▶ PROBLEM REQUIREMENTS: Please pull out every line in the data below that contains the string "area", matching uppercase and lowercase exactly.

#### RECORDS SHOWN

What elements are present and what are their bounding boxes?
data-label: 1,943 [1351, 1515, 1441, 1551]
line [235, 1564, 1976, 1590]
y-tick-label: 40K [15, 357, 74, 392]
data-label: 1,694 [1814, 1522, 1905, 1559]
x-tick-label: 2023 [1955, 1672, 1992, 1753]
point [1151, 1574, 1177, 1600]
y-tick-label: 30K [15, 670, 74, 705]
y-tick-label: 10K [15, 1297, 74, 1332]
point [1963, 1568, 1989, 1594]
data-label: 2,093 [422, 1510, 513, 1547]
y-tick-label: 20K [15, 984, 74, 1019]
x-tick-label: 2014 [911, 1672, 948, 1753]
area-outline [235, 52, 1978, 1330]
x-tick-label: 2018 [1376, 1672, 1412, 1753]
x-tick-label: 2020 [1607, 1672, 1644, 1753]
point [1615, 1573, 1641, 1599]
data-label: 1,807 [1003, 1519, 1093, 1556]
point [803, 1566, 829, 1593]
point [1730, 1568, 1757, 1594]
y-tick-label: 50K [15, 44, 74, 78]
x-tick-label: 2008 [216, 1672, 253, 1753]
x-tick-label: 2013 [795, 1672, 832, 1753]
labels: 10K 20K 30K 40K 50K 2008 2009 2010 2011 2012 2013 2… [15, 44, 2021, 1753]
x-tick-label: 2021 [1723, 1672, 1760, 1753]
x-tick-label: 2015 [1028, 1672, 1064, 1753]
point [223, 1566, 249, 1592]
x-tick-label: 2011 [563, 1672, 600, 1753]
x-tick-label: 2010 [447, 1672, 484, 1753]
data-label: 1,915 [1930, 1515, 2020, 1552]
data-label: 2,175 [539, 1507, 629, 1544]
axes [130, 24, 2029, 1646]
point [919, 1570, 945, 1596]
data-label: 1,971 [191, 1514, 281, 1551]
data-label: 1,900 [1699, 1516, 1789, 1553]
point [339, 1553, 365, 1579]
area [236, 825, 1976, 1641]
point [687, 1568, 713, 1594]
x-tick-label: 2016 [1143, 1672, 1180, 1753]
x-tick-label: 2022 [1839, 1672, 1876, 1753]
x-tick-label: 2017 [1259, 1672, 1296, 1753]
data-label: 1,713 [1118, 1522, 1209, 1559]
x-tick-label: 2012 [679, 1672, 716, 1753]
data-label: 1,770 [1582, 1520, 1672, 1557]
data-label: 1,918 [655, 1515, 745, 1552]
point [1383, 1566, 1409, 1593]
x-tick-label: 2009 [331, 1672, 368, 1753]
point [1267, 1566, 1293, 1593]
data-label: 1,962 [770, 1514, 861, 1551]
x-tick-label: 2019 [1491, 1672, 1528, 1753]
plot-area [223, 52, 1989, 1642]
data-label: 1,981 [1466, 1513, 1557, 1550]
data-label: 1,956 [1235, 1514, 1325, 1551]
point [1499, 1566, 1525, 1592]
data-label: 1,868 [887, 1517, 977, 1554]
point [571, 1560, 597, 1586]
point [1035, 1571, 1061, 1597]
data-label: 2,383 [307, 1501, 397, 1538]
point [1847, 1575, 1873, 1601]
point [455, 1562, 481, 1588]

########

▶ RESULT FOR THIS TASK:
area-outline [235, 52, 1978, 1330]
area [236, 825, 1976, 1641]
plot-area [223, 52, 1989, 1642]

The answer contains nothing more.